■ **TEXT EXTRACT**
************

[PATCH RFC] dwc2: Don't assume URB transfer_buffer are dword-aligned

Greg Kroah-Hartman gregkh at linuxfoundation.org
Fri Mar 17 23:25:56 PDT 2017


On Fri, Mar 17, 2017 at 04:25:21PM -0700, Michael Zoran wrote:
> On Fri, 2017-03-17 at 10:24 +0900, Greg Kroah-Hartman wrote:
> > On Thu, Mar 16, 2017 at 09:08:40PM -0300, Mauro Carvalho Chehab
> > wrote:
> > > The dwc2 hardware doesn't like to do DMA transfers without
> > > aligning data in DWORD. The driver also assumes that, even
> > > when there's no DMA, at dwc2_read_packet().
> > > 
> > > That cause buffer overflows, preventing some drivers to work.
> > 
> > Why aren't the drivers being fixed?  This is a well-known (hopefully)
> > restriction on USB data buffers, can't the uvc_driver be fixed?
> > 
> > > In the specific case of uvc_driver, it uses an array where
> > > it caches the content of video controls, passing it to the
> > > USB stack via usb_control_msg(). Typical controls use 1 or 2
> > > bytes. The net result is that other values of the buffer
> > > gets overriden when this function is called.
> > 
> > Not good, it should be fixed, otherwise you are going to have to try
> > to
> 
> Silly question this being an RFC an all. 
> 
> But I wonder if this would be best to fix in the core usb subsystem
> rather then making an attempt to fix each and every driver and host
> controller.

************

■ **TASK BRIEF**
Write out the part of the dwc2 patch discussion that runs from "On Fri, Mar" to "DMA, at dwc2_read_packet().", word for word.

************

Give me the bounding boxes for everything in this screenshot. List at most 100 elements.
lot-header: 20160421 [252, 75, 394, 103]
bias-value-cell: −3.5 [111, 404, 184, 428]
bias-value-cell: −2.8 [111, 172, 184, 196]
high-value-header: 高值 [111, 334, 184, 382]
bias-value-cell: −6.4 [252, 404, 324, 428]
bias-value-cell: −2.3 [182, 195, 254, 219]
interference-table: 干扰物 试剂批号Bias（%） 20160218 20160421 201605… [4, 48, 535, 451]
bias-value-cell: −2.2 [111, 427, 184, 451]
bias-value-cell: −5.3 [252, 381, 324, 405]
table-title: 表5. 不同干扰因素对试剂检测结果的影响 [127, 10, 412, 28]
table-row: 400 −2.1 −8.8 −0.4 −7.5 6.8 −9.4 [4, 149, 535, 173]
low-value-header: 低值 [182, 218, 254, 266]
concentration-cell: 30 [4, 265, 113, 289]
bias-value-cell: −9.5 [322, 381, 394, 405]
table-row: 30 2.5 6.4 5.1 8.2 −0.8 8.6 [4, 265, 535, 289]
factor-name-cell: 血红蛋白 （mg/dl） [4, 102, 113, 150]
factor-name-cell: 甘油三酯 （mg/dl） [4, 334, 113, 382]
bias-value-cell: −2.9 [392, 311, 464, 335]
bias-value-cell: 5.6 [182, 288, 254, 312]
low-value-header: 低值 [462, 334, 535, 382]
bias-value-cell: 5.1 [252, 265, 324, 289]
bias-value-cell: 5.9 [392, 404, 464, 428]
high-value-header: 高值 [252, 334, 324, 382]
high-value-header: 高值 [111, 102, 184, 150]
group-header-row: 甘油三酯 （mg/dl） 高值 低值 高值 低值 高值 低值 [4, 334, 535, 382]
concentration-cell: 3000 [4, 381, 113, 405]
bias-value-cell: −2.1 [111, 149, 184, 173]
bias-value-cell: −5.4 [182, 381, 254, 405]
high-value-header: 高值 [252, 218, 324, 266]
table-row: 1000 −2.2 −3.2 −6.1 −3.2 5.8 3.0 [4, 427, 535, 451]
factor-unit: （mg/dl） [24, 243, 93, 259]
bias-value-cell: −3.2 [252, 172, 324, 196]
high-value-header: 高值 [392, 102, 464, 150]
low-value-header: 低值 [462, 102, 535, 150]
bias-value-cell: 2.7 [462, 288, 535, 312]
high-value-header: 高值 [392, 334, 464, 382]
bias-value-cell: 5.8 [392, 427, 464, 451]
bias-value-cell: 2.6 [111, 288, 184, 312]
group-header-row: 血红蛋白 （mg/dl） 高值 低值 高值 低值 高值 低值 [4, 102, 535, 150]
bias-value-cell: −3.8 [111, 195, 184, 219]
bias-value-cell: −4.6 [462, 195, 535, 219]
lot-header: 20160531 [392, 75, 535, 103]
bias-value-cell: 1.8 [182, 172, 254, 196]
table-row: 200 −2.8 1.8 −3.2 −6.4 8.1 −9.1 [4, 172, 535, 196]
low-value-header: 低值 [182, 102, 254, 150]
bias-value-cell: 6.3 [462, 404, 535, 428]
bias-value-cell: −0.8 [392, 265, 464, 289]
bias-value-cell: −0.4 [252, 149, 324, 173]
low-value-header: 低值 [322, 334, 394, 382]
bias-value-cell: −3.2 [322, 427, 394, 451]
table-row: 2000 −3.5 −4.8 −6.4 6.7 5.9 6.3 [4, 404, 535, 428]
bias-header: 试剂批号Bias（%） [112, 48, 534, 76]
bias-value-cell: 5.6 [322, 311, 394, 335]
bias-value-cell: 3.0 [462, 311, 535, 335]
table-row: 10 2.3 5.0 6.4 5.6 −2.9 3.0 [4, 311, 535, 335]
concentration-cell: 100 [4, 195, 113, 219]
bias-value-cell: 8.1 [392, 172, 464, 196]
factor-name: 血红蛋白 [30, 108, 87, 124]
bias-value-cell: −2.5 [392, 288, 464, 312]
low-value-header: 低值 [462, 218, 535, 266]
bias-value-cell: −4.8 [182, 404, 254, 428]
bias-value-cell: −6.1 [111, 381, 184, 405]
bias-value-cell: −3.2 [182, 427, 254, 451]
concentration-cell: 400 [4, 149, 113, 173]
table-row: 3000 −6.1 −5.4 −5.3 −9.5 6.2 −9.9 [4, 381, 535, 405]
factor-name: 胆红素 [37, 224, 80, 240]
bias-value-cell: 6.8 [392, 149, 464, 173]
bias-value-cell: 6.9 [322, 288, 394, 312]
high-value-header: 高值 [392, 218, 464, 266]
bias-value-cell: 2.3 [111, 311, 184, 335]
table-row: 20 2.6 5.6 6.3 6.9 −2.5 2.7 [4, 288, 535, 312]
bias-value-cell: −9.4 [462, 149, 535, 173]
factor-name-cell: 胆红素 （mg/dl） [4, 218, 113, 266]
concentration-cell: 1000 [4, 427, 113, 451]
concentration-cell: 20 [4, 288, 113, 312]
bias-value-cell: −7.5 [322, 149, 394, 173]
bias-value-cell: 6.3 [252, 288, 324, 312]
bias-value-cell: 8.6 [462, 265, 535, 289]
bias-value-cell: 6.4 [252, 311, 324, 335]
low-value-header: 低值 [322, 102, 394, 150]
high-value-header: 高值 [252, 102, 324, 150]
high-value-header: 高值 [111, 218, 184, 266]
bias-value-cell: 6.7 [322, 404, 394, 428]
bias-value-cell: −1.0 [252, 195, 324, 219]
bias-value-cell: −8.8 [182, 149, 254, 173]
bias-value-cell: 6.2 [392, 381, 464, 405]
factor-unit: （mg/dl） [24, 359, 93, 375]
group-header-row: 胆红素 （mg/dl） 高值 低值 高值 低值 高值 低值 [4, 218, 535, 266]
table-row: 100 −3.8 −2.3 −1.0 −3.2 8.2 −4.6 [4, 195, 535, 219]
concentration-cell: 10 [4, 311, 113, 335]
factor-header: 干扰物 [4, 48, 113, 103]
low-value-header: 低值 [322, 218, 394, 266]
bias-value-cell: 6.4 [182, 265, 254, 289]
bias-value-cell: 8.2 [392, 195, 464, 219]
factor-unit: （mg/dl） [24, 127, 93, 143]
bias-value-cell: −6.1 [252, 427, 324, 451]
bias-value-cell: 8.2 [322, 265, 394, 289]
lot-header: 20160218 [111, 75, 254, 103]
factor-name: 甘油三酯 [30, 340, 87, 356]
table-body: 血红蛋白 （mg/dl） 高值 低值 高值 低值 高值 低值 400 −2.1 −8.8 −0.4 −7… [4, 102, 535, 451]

************

■ **OUTPUT FOR THIS TASK**
On Fri, Mar 17, 2017 at 04:25:21PM -0700, Michael Zoran wrote:
> On Fri, 2017-03-17 at 10:24 +0900, Greg Kroah-Hartman wrote:
> > On Thu, Mar 16, 2017 at 09:08:40PM -0300, Mauro Carvalho Chehab
> > wrote:
> > > The dwc2 hardware doesn't like to do DMA transfers without
> > > aligning data in DWORD. The driver also assumes that, even
> > > when there's no DMA, at dwc2_read_packet().